# The task
In the listing below, locate the lines that hold the string "open". Copy those lines.

# Dataset entries

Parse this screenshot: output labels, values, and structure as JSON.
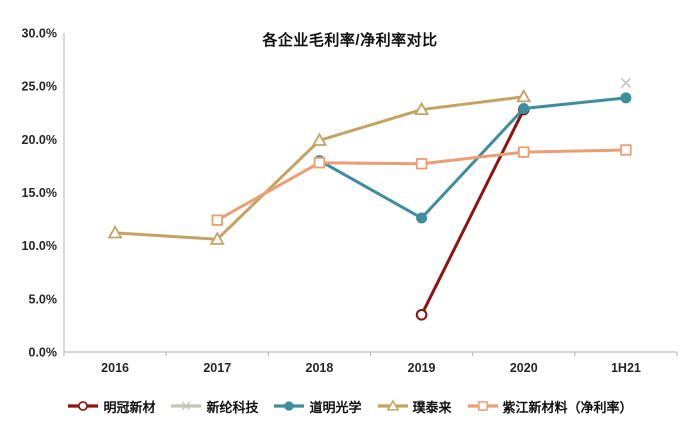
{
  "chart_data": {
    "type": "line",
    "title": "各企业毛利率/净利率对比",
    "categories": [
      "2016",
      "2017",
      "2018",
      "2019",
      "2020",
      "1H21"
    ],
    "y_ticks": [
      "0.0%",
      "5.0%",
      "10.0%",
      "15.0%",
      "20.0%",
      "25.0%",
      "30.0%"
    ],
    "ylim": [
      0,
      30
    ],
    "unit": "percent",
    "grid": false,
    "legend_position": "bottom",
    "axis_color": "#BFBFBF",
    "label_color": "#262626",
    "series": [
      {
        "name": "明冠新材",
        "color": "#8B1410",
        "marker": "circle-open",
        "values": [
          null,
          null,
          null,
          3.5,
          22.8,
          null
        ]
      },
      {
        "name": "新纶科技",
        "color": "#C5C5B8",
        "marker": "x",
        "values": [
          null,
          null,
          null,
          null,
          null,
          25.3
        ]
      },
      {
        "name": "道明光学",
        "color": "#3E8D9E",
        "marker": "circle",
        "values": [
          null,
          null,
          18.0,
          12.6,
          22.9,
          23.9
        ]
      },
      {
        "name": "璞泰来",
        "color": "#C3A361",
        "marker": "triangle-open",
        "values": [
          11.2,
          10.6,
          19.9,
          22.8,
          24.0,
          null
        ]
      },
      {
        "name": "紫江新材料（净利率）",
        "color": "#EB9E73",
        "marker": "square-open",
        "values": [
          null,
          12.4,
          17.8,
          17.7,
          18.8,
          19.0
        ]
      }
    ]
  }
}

# Exercise response
        "marker": "circle-open",
        "marker": "triangle-open",
        "marker": "square-open",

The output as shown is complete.